--- START OF Supplied entries ---
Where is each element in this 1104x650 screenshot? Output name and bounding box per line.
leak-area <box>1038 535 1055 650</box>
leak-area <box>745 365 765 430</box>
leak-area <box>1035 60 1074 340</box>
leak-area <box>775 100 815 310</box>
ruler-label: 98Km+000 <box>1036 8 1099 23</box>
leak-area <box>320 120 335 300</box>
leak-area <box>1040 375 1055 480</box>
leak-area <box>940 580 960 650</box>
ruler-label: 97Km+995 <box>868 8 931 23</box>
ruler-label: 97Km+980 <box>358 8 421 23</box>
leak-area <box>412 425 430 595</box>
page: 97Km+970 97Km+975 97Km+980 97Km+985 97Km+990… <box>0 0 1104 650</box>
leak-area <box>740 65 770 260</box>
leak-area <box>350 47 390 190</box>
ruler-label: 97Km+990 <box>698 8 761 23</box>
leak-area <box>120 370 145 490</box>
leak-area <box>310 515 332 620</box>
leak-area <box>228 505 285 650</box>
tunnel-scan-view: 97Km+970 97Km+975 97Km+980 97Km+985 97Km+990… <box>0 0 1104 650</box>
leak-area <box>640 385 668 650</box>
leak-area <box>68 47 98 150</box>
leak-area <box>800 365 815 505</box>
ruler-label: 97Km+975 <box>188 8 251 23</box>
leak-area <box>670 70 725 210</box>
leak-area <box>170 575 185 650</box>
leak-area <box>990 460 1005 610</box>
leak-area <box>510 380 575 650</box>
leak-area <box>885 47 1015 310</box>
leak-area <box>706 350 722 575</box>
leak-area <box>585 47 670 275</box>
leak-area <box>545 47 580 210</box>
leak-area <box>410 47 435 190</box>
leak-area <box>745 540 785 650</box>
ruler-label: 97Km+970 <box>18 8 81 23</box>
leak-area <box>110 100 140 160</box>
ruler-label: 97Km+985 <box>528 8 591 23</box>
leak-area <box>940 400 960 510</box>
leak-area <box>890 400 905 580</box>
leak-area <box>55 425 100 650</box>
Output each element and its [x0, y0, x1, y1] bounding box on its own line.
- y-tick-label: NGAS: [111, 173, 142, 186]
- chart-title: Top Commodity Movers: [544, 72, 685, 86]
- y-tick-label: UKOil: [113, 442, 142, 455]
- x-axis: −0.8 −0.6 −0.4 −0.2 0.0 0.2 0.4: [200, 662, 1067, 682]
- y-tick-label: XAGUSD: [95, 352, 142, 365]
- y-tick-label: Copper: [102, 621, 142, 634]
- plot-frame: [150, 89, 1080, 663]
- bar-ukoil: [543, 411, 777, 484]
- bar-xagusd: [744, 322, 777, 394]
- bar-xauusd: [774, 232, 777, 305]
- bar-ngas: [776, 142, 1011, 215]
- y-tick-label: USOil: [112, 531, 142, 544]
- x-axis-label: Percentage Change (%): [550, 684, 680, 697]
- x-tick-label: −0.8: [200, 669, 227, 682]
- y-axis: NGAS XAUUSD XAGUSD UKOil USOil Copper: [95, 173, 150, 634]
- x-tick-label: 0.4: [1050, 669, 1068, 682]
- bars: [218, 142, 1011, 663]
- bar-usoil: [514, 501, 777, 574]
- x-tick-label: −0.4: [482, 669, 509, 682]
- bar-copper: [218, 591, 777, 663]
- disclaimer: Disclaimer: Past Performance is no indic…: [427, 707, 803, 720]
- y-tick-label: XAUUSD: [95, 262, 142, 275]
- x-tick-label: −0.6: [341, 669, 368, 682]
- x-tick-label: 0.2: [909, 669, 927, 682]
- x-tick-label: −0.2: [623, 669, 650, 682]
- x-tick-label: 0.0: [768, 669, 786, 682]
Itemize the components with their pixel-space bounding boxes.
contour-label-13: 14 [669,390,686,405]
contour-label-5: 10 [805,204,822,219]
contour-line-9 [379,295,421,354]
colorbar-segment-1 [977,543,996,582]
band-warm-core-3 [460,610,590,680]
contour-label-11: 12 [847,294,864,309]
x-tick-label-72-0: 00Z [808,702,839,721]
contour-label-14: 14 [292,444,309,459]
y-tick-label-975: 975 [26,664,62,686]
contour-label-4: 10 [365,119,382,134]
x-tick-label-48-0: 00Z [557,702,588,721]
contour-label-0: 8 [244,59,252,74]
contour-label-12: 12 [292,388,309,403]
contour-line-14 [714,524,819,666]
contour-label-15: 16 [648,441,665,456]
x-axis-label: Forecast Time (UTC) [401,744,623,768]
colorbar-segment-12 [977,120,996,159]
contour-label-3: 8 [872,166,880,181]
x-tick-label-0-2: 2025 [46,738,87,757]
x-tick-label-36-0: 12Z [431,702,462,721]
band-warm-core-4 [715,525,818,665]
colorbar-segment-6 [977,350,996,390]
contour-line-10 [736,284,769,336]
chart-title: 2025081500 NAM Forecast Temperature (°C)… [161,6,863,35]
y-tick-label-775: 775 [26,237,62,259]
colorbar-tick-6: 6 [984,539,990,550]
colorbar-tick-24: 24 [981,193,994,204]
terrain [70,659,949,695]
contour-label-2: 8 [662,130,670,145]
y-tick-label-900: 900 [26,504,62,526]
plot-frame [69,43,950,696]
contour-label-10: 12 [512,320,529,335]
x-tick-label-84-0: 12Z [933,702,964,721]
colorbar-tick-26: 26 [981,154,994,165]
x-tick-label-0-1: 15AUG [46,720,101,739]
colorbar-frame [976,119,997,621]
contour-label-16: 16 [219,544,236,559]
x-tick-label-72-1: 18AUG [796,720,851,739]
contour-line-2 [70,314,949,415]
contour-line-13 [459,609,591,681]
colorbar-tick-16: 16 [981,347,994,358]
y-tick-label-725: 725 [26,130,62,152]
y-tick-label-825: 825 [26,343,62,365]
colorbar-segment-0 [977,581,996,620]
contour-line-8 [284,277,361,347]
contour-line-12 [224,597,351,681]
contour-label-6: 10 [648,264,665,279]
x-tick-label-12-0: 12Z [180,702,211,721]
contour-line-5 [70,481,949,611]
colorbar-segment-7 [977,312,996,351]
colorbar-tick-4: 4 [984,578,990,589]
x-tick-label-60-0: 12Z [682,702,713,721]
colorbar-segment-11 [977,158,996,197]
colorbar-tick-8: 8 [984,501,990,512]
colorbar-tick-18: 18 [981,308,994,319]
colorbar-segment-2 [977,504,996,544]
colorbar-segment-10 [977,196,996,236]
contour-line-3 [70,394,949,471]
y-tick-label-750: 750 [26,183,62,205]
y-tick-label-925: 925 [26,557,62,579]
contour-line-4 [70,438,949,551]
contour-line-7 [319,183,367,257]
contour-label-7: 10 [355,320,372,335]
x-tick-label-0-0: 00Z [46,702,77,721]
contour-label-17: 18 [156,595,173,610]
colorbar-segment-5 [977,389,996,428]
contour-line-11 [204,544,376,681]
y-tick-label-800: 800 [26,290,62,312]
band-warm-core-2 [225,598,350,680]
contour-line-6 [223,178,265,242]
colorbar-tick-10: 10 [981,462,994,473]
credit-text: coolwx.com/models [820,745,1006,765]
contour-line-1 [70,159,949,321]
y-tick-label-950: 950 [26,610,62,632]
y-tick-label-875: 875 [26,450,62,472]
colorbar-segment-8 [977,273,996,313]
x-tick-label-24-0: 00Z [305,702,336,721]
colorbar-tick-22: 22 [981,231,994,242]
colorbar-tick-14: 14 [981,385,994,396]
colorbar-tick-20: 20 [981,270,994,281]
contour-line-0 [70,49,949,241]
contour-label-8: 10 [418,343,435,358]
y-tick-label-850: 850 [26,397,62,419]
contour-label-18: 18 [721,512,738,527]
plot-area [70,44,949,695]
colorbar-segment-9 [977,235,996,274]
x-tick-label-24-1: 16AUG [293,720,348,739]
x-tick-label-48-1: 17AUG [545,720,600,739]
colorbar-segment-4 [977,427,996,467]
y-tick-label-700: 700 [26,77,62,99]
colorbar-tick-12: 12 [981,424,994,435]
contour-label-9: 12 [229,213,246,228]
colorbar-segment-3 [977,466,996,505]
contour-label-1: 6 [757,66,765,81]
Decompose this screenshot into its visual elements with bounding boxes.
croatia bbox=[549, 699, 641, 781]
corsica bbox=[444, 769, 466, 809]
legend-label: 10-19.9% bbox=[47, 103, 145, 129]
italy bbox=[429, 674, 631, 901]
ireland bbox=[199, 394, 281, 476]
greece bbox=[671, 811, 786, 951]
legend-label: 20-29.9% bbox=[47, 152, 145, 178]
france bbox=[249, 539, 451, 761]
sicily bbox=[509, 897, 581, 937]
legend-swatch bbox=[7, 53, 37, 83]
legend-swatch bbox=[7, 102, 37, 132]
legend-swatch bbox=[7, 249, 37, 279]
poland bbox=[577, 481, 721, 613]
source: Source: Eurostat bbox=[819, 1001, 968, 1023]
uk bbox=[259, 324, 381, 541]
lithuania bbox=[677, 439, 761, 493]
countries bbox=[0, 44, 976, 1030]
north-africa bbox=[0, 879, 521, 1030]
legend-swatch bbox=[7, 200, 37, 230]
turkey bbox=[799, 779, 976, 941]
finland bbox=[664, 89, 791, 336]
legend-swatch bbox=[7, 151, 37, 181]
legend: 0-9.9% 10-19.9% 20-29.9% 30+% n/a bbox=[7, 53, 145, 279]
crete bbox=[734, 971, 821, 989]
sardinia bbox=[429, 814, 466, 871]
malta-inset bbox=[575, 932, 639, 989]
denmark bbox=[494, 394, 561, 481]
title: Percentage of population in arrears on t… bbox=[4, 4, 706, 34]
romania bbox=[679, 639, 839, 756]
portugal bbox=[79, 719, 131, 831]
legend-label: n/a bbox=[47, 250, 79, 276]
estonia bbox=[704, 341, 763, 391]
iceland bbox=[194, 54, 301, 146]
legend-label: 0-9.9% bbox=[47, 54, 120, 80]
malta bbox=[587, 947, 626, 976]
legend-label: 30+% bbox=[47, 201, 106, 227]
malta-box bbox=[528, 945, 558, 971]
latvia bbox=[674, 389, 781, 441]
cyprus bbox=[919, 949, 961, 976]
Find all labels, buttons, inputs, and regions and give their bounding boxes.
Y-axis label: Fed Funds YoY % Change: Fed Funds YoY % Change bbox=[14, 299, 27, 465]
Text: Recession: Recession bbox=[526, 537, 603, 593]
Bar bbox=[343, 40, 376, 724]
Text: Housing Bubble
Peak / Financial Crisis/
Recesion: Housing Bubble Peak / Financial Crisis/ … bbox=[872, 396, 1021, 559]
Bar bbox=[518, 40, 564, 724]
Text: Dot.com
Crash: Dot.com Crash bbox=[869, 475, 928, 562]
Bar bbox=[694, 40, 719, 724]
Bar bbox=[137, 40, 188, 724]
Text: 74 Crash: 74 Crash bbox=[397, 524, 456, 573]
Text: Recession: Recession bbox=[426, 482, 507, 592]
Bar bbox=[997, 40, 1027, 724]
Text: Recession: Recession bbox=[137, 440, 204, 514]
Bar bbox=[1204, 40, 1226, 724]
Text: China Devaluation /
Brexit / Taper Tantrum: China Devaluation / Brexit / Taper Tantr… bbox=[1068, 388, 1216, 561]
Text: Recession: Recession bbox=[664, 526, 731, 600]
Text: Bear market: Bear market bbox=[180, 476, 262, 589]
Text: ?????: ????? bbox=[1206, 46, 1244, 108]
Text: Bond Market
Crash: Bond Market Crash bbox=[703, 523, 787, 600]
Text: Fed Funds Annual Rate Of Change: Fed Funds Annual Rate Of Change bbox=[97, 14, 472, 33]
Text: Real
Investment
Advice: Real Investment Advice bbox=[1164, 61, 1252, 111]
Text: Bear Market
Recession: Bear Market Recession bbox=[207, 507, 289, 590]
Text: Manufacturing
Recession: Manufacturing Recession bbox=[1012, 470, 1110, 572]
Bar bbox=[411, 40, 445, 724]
--- END OF Supplied entries ---
Exercise instructions — Quote the entries from their beginning through the line containing "leak-area <box>1040 375 1055 480</box>", both ends included.

Reply —
Where is each element in this 1104x650 screenshot? Output name and bounding box per line.
leak-area <box>1038 535 1055 650</box>
leak-area <box>745 365 765 430</box>
leak-area <box>1035 60 1074 340</box>
leak-area <box>775 100 815 310</box>
ruler-label: 98Km+000 <box>1036 8 1099 23</box>
leak-area <box>320 120 335 300</box>
leak-area <box>1040 375 1055 480</box>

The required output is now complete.